* [DOCUMENT SEGMENT]:
-------

Re: [PATCH v2 1/2] mm, oom: do not rely on TIF_MEMDIE for memory reserves access

From: Michal Hocko <mhocko@kernel.org>
To: Mel Gorman <mgorman@techsingularity.net>
Cc: Andrew Morton <akpm@linux-foundation.org>,
	David Rientjes <rientjes@google.com>,
	Johannes Weiner <hannes@cmpxchg.org>,
	Roman Gushchin <guro@fb.com>,
	Tetsuo Handa <penguin-kernel@I-love.SAKURA.ne.jp>,
	linux-mm@kvack.org, LKML <linux-kernel@vger.kernel.org>
Subject: Re: [PATCH v2 1/2] mm, oom: do not rely on TIF_MEMDIE for memory reserves access
Date: Thu, 3 Aug 2017 13:00:30 +0200	[thread overview]
Message-ID: <20170803110030.GJ12521@dhcp22.suse.cz> (raw)
In-Reply-To: <20170803093701.icju4mxmto3ls3ch@techsingularity.net>

On Thu 03-08-17 10:37:01, Mel Gorman wrote:
> On Wed, Aug 02, 2017 at 10:29:14AM +0200, Michal Hocko wrote:
> >     For ages we have been relying on TIF_MEMDIE thread flag to mark OOM
> >     victims and then, among other things, to give these threads full
> >     access to memory reserves. There are few shortcomings of this
> >     implementation, though.
> >     
> 
> I believe the original intent was that allocations from the exit path
> would be small and relatively short-lived.

Yes.

-------

* [AVAILABLE DATA]:
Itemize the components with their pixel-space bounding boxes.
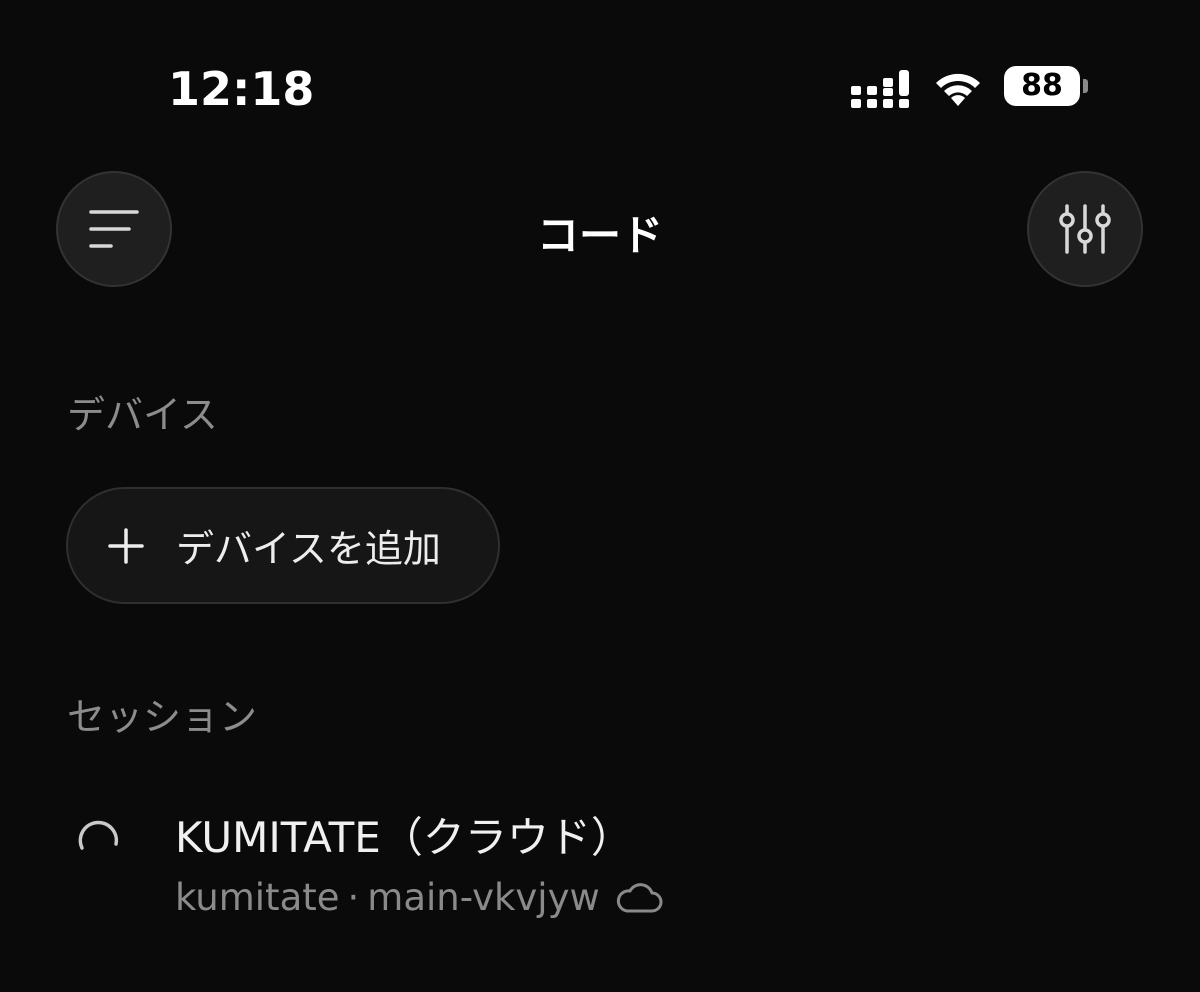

-------

* [DIRECTIONS FOR THIS TASK]: Reproduce the full mailing list reply on TIF_MEMDIE and memory reserves access, character for character, from the subject line down to the final "Yes."

* [REPLY]:
Re: [PATCH v2 1/2] mm, oom: do not rely on TIF_MEMDIE for memory reserves access

From: Michal Hocko <mhocko@kernel.org>
To: Mel Gorman <mgorman@techsingularity.net>
Cc: Andrew Morton <akpm@linux-foundation.org>,
	David Rientjes <rientjes@google.com>,
	Johannes Weiner <hannes@cmpxchg.org>,
	Roman Gushchin <guro@fb.com>,
	Tetsuo Handa <penguin-kernel@I-love.SAKURA.ne.jp>,
	linux-mm@kvack.org, LKML <linux-kernel@vger.kernel.org>
Subject: Re: [PATCH v2 1/2] mm, oom: do not rely on TIF_MEMDIE for memory reserves access
Date: Thu, 3 Aug 2017 13:00:30 +0200	[thread overview]
Message-ID: <20170803110030.GJ12521@dhcp22.suse.cz> (raw)
In-Reply-To: <20170803093701.icju4mxmto3ls3ch@techsingularity.net>

On Thu 03-08-17 10:37:01, Mel Gorman wrote:
> On Wed, Aug 02, 2017 at 10:29:14AM +0200, Michal Hocko wrote:
> >     For ages we have been relying on TIF_MEMDIE thread flag to mark OOM
> >     victims and then, among other things, to give these threads full
> >     access to memory reserves. There are few shortcomings of this
> >     implementation, though.
> >     
> 
> I believe the original intent was that allocations from the exit path
> would be small and relatively short-lived.

Yes.